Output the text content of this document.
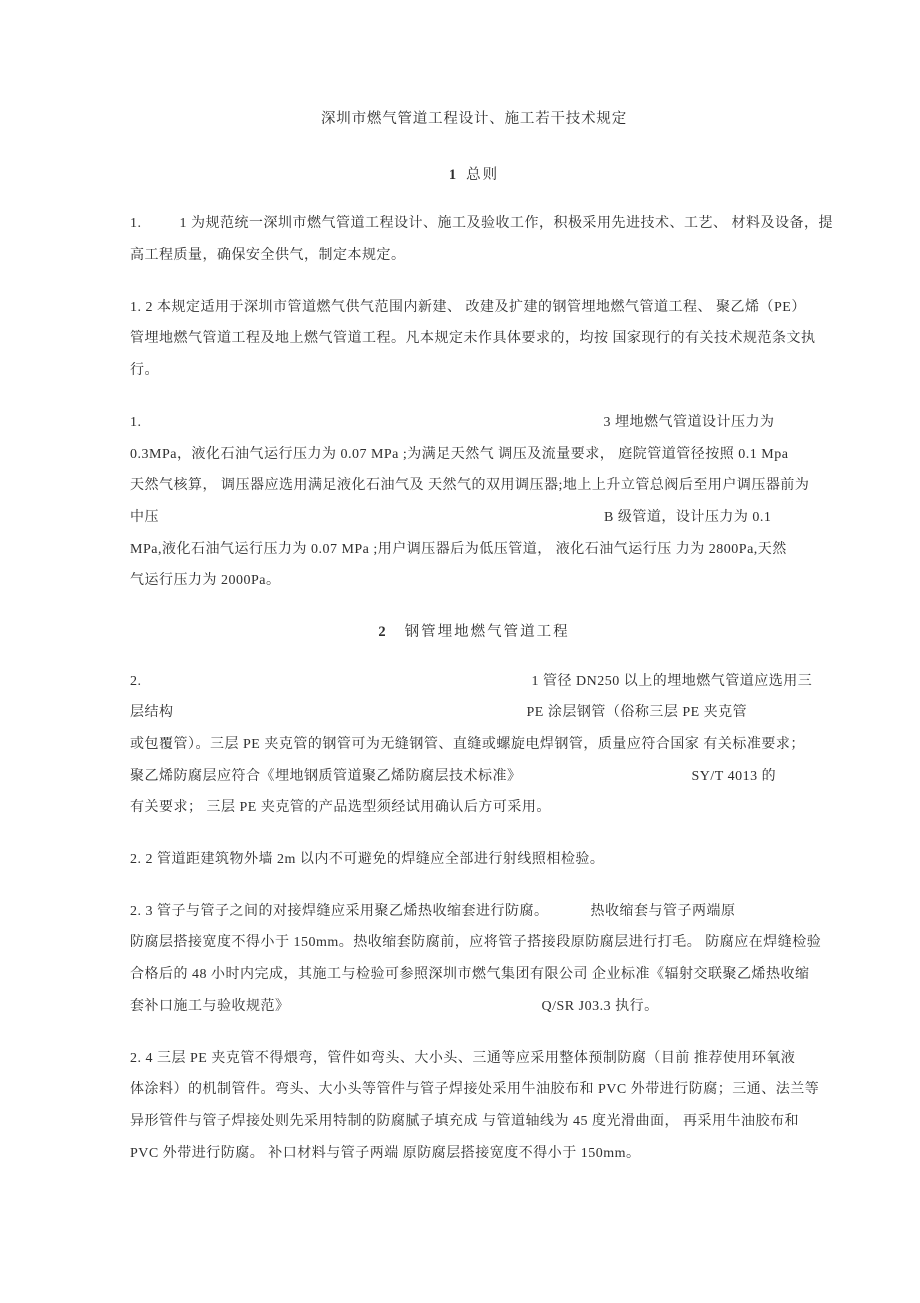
深圳市燃气管道工程设计、施工若干技术规定
1 总则
1.	1 为规范统一深圳市燃气管道工程设计、施工及验收工作，积极采用先进技术、工艺、 材料及设备，提
高工程质量，确保安全供气，制定本规定。
1. 2 本规定适用于深圳市管道燃气供气范围内新建、 改建及扩建的钢管埋地燃气管道工程、 聚乙烯（PE）
管埋地燃气管道工程及地上燃气管道工程。凡本规定未作具体要求的，均按 国家现行的有关技术规范条文执
行。
1.	3 埋地燃气管道设计压力为
0.3MPa，液化石油气运行压力为 0.07 MPa ;为满足天然气 调压及流量要求， 庭院管道管径按照 0.1 Mpa
天然气核算， 调压器应选用满足液化石油气及 天然气的双用调压器;地上上升立管总阀后至用户调压器前为
中压	B 级管道，设计压力为 0.1
MPa,液化石油气运行压力为 0.07 MPa ;用户调压器后为低压管道， 液化石油气运行压 力为 2800Pa,天然
气运行压力为 2000Pa。
2 钢管埋地燃气管道工程
2.	1 管径 DN250 以上的埋地燃气管道应选用三
层结构	PE 涂层钢管（俗称三层 PE 夹克管
或包覆管）。三层 PE 夹克管的钢管可为无缝钢管、直缝或螺旋电焊钢管，质量应符合国家 有关标准要求；
聚乙烯防腐层应符合《埋地钢质管道聚乙烯防腐层技术标准》	SY/T 4013 的
有关要求； 三层 PE 夹克管的产品选型须经试用确认后方可采用。
2. 2 管道距建筑物外墙 2m 以内不可避免的焊缝应全部进行射线照相检验。
2. 3 管子与管子之间的对接焊缝应采用聚乙烯热收缩套进行防腐。	热收缩套与管子两端原
防腐层搭接宽度不得小于 150mm。热收缩套防腐前，应将管子搭接段原防腐层进行打毛。 防腐应在焊缝检验
合格后的 48 小时内完成，其施工与检验可参照深圳市燃气集团有限公司 企业标准《辐射交联聚乙烯热收缩
套补口施工与验收规范》	Q/SR J03.3 执行。
2. 4 三层 PE 夹克管不得煨弯，管件如弯头、大小头、三通等应采用整体预制防腐（目前 推荐使用环氧液
体涂料）的机制管件。弯头、大小头等管件与管子焊接处采用牛油胶布和 PVC 外带进行防腐；三通、法兰等
异形管件与管子焊接处则先采用特制的防腐腻子填充成 与管道轴线为 45 度光滑曲面， 再采用牛油胶布和
PVC 外带进行防腐。 补口材料与管子两端 原防腐层搭接宽度不得小于 150mm。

..........

TASK TO COMPLETE.
Omit pictures; set down the rest of the material word for word.

EXERCISE RESULT.
Output the text content of this document.
深圳市燃气管道工程设计、施工若干技术规定
1 总则
1.	1 为规范统一深圳市燃气管道工程设计、施工及验收工作，积极采用先进技术、工艺、 材料及设备，提
高工程质量，确保安全供气，制定本规定。
1. 2 本规定适用于深圳市管道燃气供气范围内新建、 改建及扩建的钢管埋地燃气管道工程、 聚乙烯（PE）
管埋地燃气管道工程及地上燃气管道工程。凡本规定未作具体要求的，均按 国家现行的有关技术规范条文执
行。
1.	3 埋地燃气管道设计压力为
0.3MPa，液化石油气运行压力为 0.07 MPa ;为满足天然气 调压及流量要求， 庭院管道管径按照 0.1 Mpa
天然气核算， 调压器应选用满足液化石油气及 天然气的双用调压器;地上上升立管总阀后至用户调压器前为
中压	B 级管道，设计压力为 0.1
MPa,液化石油气运行压力为 0.07 MPa ;用户调压器后为低压管道， 液化石油气运行压 力为 2800Pa,天然
气运行压力为 2000Pa。
2 钢管埋地燃气管道工程
2.	1 管径 DN250 以上的埋地燃气管道应选用三
层结构	PE 涂层钢管（俗称三层 PE 夹克管
或包覆管）。三层 PE 夹克管的钢管可为无缝钢管、直缝或螺旋电焊钢管，质量应符合国家 有关标准要求；
聚乙烯防腐层应符合《埋地钢质管道聚乙烯防腐层技术标准》	SY/T 4013 的
有关要求； 三层 PE 夹克管的产品选型须经试用确认后方可采用。
2. 2 管道距建筑物外墙 2m 以内不可避免的焊缝应全部进行射线照相检验。
2. 3 管子与管子之间的对接焊缝应采用聚乙烯热收缩套进行防腐。	热收缩套与管子两端原
防腐层搭接宽度不得小于 150mm。热收缩套防腐前，应将管子搭接段原防腐层进行打毛。 防腐应在焊缝检验
合格后的 48 小时内完成，其施工与检验可参照深圳市燃气集团有限公司 企业标准《辐射交联聚乙烯热收缩
套补口施工与验收规范》	Q/SR J03.3 执行。
2. 4 三层 PE 夹克管不得煨弯，管件如弯头、大小头、三通等应采用整体预制防腐（目前 推荐使用环氧液
体涂料）的机制管件。弯头、大小头等管件与管子焊接处采用牛油胶布和 PVC 外带进行防腐；三通、法兰等
异形管件与管子焊接处则先采用特制的防腐腻子填充成 与管道轴线为 45 度光滑曲面， 再采用牛油胶布和
PVC 外带进行防腐。 补口材料与管子两端 原防腐层搭接宽度不得小于 150mm。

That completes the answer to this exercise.